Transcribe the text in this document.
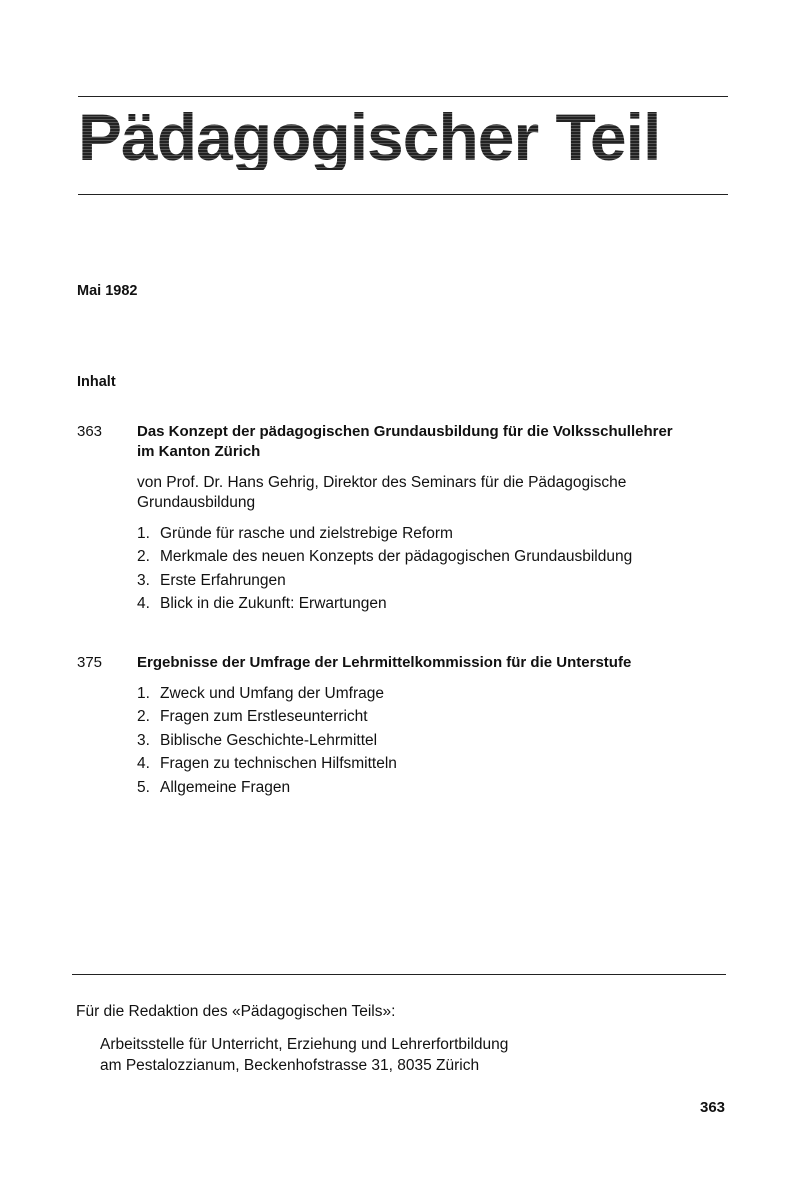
Pädagogischer Teil
Mai 1982
Inhalt
363 Das Konzept der pädagogischen Grundausbildung für die Volksschullehrer
im Kanton Zürich
von Prof. Dr. Hans Gehrig, Direktor des Seminars für die Pädagogische
Grundausbildung
1. Gründe für rasche und zielstrebige Reform
2. Merkmale des neuen Konzepts der pädagogischen Grundausbildung
3. Erste Erfahrungen
4. Blick in die Zukunft: Erwartungen
375 Ergebnisse der Umfrage der Lehrmittelkommission für die Unterstufe
1. Zweck und Umfang der Umfrage
2. Fragen zum Erstleseunterricht
3. Biblische Geschichte-Lehrmittel
4. Fragen zu technischen Hilfsmitteln
5. Allgemeine Fragen
Für die Redaktion des «Pädagogischen Teils»:
Arbeitsstelle für Unterricht, Erziehung und Lehrerfortbildung
am Pestalozzianum, Beckenhofstrasse 31, 8035 Zürich
363
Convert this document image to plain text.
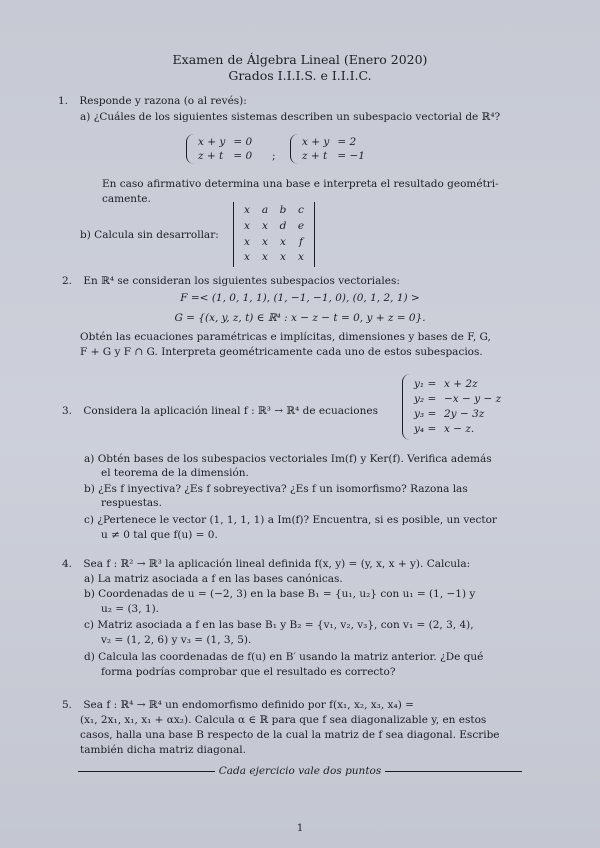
Examen de Álgebra Lineal (Enero 2020)
Grados I.I.I.S. e I.I.I.C.
1. Responde y razona (o al revés):
a) ¿Cuáles de los siguientes sistemas describen un subespacio vectorial de ℝ⁴?
x + y = 0
z + t = 0 ;
x + y = 2
z + t = −1
En caso afirmativo determina una base e interpreta el resultado geométri-
camente.
b) Calcula sin desarrollar:
x	a	b	c
x	x	d	e
x	x	x	f
x	x	x	x
2. En ℝ⁴ se consideran los siguientes subespacios vectoriales:
F =< (1, 0, 1, 1), (1, −1, −1, 0), (0, 1, 2, 1) >
G = {(x, y, z, t) ∈ ℝ⁴ : x − z − t = 0, y + z = 0}.
Obtén las ecuaciones paramétricas e implícitas, dimensiones y bases de F, G,
F + G y F ∩ G. Interpreta geométricamente cada uno de estos subespacios.
3. Considera la aplicación lineal f : ℝ³ → ℝ⁴ de ecuaciones
y₁ = x + 2z
y₂ = −x − y − z
y₃ = 2y − 3z
y₄ = x − z.
a) Obtén bases de los subespacios vectoriales Im(f) y Ker(f). Verifica además
el teorema de la dimensión.
b) ¿Es f inyectiva? ¿Es f sobreyectiva? ¿Es f un isomorfismo? Razona las
respuestas.
c) ¿Pertenece le vector (1, 1, 1, 1) a Im(f)? Encuentra, si es posible, un vector
u ≠ 0 tal que f(u) = 0.
4. Sea f : ℝ² → ℝ³ la aplicación lineal definida f(x, y) = (y, x, x + y). Calcula:
a) La matriz asociada a f en las bases canónicas.
b) Coordenadas de u = (−2, 3) en la base B₁ = {u₁, u₂} con u₁ = (1, −1) y
u₂ = (3, 1).
c) Matriz asociada a f en las base B₁ y B₂ = {v₁, v₂, v₃}, con v₁ = (2, 3, 4),
v₂ = (1, 2, 6) y v₃ = (1, 3, 5).
d) Calcula las coordenadas de f(u) en B′ usando la matriz anterior. ¿De qué
forma podrías comprobar que el resultado es correcto?
5. Sea f : ℝ⁴ → ℝ⁴ un endomorfismo definido por f(x₁, x₂, x₃, x₄) =
(x₁, 2x₁, x₁, x₁ + αx₂). Calcula α ∈ ℝ para que f sea diagonalizable y, en estos
casos, halla una base B respecto de la cual la matriz de f sea diagonal. Escribe
también dicha matriz diagonal.
Cada ejercicio vale dos puntos
1
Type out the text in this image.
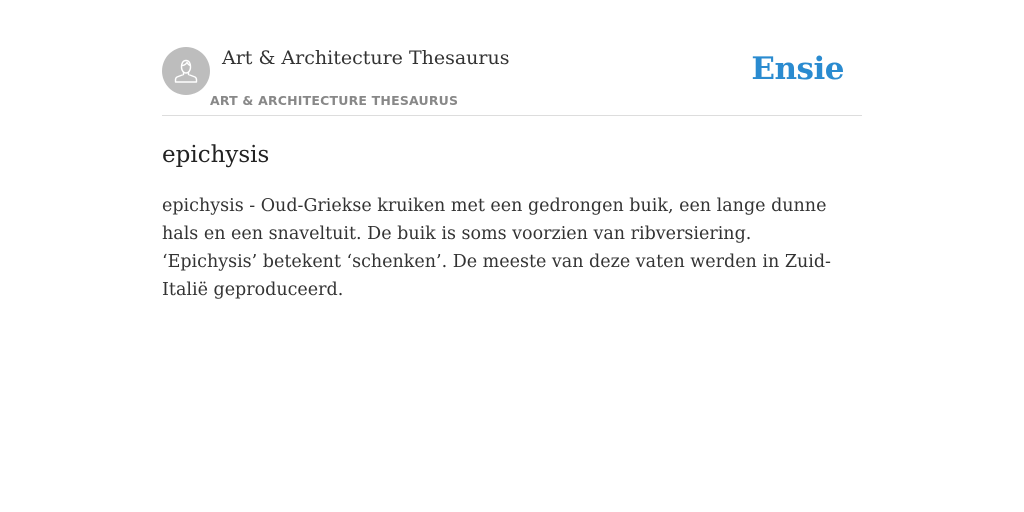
Art & Architecture Thesaurus
ART & ARCHITECTURE THESAURUS
Ensie
epichysis

epichysis - Oud-Griekse kruiken met een gedrongen buik, een lange dunne hals en een snaveltuit. De buik is soms voorzien van ribversiering. ‘Epichysis’ betekent ‘schenken’. De meeste van deze vaten werden in Zuid-Italië geproduceerd.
* * * * * * *
• [What is required] Copy verbatim the span that begins at the line containing "Convert this document image to plain text." and ends at the last line of the material, inclusive of both; exclude pictures.

• [Output]
Convert this document image to plain text.
Examen de Álgebra Lineal (Enero 2020)
Grados I.I.I.S. e I.I.I.C.
1. Responde y razona (o al revés):
a) ¿Cuáles de los siguientes sistemas describen un subespacio vectorial de ℝ⁴?
x + y = 0
z + t = 0 ;
x + y = 2
z + t = −1
En caso afirmativo determina una base e interpreta el resultado geométri-
camente.
b) Calcula sin desarrollar:
x	a	b	c
x	x	d	e
x	x	x	f
x	x	x	x
2. En ℝ⁴ se consideran los siguientes subespacios vectoriales:
F =< (1, 0, 1, 1), (1, −1, −1, 0), (0, 1, 2, 1) >
G = {(x, y, z, t) ∈ ℝ⁴ : x − z − t = 0, y + z = 0}.
Obtén las ecuaciones paramétricas e implícitas, dimensiones y bases de F, G,
F + G y F ∩ G. Interpreta geométricamente cada uno de estos subespacios.
3. Considera la aplicación lineal f : ℝ³ → ℝ⁴ de ecuaciones
y₁ = x + 2z
y₂ = −x − y − z
y₃ = 2y − 3z
y₄ = x − z.
a) Obtén bases de los subespacios vectoriales Im(f) y Ker(f). Verifica además
el teorema de la dimensión.
b) ¿Es f inyectiva? ¿Es f sobreyectiva? ¿Es f un isomorfismo? Razona las
respuestas.
c) ¿Pertenece le vector (1, 1, 1, 1) a Im(f)? Encuentra, si es posible, un vector
u ≠ 0 tal que f(u) = 0.
4. Sea f : ℝ² → ℝ³ la aplicación lineal definida f(x, y) = (y, x, x + y). Calcula:
a) La matriz asociada a f en las bases canónicas.
b) Coordenadas de u = (−2, 3) en la base B₁ = {u₁, u₂} con u₁ = (1, −1) y
u₂ = (3, 1).
c) Matriz asociada a f en las base B₁ y B₂ = {v₁, v₂, v₃}, con v₁ = (2, 3, 4),
v₂ = (1, 2, 6) y v₃ = (1, 3, 5).
d) Calcula las coordenadas de f(u) en B′ usando la matriz anterior. ¿De qué
forma podrías comprobar que el resultado es correcto?
5. Sea f : ℝ⁴ → ℝ⁴ un endomorfismo definido por f(x₁, x₂, x₃, x₄) =
(x₁, 2x₁, x₁, x₁ + αx₂). Calcula α ∈ ℝ para que f sea diagonalizable y, en estos
casos, halla una base B respecto de la cual la matriz de f sea diagonal. Escribe
también dicha matriz diagonal.
Cada ejercicio vale dos puntos
1
Type out the text in this image.
Art & Architecture Thesaurus
ART & ARCHITECTURE THESAURUS
Ensie
epichysis

epichysis - Oud-Griekse kruiken met een gedrongen buik, een lange dunne hals en een snaveltuit. De buik is soms voorzien van ribversiering. ‘Epichysis’ betekent ‘schenken’. De meeste van deze vaten werden in Zuid-Italië geproduceerd.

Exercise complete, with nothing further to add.